— Begin RECORDS TO PROCESS —
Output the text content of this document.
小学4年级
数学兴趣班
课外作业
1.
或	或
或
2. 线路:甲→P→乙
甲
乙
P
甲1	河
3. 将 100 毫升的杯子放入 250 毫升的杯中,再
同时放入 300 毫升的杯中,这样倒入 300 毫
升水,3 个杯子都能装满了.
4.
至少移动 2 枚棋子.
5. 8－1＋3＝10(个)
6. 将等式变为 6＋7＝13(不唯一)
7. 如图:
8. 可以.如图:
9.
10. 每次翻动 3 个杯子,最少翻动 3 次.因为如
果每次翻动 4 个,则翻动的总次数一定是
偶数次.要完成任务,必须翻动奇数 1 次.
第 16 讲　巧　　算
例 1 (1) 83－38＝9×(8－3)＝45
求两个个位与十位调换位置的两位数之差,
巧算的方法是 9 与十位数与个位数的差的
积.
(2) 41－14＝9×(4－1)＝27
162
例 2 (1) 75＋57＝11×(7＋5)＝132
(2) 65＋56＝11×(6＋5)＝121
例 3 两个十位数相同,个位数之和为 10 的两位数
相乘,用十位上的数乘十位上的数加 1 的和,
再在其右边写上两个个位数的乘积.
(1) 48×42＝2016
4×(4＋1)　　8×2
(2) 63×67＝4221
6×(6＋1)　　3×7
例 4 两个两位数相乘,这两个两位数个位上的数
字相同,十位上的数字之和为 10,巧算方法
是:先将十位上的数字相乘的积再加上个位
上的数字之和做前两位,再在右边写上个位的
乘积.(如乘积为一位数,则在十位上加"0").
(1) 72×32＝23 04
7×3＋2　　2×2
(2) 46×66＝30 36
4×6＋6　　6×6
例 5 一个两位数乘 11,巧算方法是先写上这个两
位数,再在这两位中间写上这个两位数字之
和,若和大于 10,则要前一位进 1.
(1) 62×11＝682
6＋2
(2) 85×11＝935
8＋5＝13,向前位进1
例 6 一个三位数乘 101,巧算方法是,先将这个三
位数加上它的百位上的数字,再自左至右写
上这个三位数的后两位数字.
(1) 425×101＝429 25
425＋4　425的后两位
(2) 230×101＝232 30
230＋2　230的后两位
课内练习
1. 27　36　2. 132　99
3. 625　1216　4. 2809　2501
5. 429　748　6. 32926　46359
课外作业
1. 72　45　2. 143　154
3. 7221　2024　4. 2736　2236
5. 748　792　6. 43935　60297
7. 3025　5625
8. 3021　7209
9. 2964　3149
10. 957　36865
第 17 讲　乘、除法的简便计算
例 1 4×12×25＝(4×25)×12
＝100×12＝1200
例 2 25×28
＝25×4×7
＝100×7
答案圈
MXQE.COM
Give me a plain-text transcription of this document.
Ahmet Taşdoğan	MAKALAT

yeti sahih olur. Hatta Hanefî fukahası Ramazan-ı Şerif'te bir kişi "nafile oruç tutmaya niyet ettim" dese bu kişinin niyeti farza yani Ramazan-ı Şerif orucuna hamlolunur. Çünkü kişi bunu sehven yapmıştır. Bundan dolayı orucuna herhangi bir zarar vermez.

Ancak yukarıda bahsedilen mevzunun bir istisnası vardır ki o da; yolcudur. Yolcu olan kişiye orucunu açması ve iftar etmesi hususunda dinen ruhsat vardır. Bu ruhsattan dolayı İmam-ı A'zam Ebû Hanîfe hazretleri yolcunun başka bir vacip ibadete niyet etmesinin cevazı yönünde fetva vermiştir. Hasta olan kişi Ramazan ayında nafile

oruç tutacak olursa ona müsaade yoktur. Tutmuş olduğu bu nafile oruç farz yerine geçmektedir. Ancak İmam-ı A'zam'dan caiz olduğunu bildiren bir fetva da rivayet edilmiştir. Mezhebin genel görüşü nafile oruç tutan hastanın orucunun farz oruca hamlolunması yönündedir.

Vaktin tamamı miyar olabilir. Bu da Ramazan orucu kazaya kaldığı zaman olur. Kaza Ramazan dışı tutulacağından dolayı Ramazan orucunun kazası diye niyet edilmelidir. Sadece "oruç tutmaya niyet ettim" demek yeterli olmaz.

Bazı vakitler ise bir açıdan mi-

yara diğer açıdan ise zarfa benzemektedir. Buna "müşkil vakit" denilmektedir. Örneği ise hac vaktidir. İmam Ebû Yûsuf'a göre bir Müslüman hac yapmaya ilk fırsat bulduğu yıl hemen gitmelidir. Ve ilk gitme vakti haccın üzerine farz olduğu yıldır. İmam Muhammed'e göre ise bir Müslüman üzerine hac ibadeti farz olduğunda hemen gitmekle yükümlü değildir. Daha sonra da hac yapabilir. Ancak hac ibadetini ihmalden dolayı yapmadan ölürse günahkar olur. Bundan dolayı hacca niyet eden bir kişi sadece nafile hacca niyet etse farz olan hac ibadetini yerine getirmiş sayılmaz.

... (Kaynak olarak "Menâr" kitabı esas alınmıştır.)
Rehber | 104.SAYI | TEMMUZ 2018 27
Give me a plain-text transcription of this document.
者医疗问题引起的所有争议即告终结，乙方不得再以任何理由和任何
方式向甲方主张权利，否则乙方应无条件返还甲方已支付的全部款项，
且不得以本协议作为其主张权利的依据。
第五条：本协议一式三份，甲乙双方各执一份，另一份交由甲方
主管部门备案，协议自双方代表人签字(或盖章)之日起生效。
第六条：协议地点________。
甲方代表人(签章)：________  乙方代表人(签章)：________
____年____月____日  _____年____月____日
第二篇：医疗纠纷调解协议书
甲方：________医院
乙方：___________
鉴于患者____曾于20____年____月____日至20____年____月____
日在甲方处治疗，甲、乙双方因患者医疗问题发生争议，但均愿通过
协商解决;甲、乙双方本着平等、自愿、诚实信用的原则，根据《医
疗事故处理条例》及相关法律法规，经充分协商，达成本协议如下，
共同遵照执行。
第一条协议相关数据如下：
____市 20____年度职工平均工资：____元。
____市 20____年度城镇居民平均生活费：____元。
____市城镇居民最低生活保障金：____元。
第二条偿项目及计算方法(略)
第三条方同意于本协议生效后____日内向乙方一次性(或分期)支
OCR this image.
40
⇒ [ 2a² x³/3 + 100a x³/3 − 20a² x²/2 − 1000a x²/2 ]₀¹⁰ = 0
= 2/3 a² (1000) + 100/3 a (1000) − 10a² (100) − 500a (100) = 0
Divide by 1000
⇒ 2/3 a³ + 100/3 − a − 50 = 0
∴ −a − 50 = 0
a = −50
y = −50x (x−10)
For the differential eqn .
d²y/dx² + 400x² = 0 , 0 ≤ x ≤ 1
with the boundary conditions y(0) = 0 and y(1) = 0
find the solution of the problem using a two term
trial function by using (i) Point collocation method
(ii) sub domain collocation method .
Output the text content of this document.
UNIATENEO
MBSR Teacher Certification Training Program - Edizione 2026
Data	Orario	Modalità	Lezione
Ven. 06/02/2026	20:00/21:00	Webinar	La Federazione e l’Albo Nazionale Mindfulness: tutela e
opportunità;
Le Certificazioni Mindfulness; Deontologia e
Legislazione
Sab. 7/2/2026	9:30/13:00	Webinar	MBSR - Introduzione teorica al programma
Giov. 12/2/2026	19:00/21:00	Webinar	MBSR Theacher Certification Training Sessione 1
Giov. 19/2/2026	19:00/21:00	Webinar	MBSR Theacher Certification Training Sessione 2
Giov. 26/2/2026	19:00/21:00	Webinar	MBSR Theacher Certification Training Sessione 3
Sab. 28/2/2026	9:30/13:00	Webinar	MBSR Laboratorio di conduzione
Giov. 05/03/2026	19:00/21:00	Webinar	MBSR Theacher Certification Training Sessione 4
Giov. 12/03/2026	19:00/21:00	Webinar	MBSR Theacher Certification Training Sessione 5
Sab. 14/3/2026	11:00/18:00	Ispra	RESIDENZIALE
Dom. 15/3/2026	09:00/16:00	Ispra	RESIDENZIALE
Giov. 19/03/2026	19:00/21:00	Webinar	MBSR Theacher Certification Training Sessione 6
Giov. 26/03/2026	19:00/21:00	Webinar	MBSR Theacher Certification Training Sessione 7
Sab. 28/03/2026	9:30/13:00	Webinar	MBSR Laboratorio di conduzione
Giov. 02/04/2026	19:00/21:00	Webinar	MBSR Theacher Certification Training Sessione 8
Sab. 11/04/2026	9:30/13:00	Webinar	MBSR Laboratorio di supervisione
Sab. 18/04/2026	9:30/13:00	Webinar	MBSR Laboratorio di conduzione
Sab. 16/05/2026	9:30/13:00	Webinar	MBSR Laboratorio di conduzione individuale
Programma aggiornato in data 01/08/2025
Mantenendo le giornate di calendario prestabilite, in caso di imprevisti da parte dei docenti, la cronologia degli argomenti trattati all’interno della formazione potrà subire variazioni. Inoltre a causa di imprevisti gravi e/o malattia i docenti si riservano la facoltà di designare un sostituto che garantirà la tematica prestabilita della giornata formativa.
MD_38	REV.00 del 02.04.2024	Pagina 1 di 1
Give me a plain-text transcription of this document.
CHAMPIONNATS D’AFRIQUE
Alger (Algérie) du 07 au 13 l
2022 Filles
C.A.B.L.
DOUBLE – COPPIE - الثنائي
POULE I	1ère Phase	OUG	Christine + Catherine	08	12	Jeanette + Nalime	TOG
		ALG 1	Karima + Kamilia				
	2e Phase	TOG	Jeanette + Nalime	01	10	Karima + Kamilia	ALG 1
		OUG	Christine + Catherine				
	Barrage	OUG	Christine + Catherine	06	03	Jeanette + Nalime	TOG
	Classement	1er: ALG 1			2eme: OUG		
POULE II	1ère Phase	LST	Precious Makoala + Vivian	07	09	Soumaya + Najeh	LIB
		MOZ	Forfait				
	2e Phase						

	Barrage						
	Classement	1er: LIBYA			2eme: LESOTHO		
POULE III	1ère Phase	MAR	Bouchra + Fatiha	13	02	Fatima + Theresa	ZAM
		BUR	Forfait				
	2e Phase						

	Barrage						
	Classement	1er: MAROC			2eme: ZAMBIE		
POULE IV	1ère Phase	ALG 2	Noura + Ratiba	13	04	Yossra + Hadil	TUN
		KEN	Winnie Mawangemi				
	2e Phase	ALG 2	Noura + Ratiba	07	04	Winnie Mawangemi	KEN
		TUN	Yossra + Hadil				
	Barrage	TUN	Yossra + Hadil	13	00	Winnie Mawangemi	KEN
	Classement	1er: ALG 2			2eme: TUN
— End RECORDS TO PROCESS —
● SHORT TASK
Scan the material and collect every line that contains "oruç".

● SOLVED PROBLEM
yeti sahih olur. Hatta Hanefî fukahası Ramazan-ı Şerif'te bir kişi "nafile oruç tutmaya niyet ettim" dese bu kişinin niyeti farza yani Ramazan-ı Şerif orucuna hamlolunur. Çünkü kişi bunu sehven yapmıştır. Bundan dolayı orucuna herhangi bir zarar vermez.
oruç tutacak olursa ona müsaade yoktur. Tutmuş olduğu bu nafile oruç farz yerine geçmektedir. Ancak İmam-ı A'zam'dan caiz olduğunu bildiren bir fetva da rivayet edilmiştir. Mezhebin genel görüşü nafile oruç tutan hastanın orucunun farz oruca hamlolunması yönündedir.
Vaktin tamamı miyar olabilir. Bu da Ramazan orucu kazaya kaldığı zaman olur. Kaza Ramazan dışı tutulacağından dolayı Ramazan orucunun kazası diye niyet edilmelidir. Sadece "oruç tutmaya niyet ettim" demek yeterli olmaz.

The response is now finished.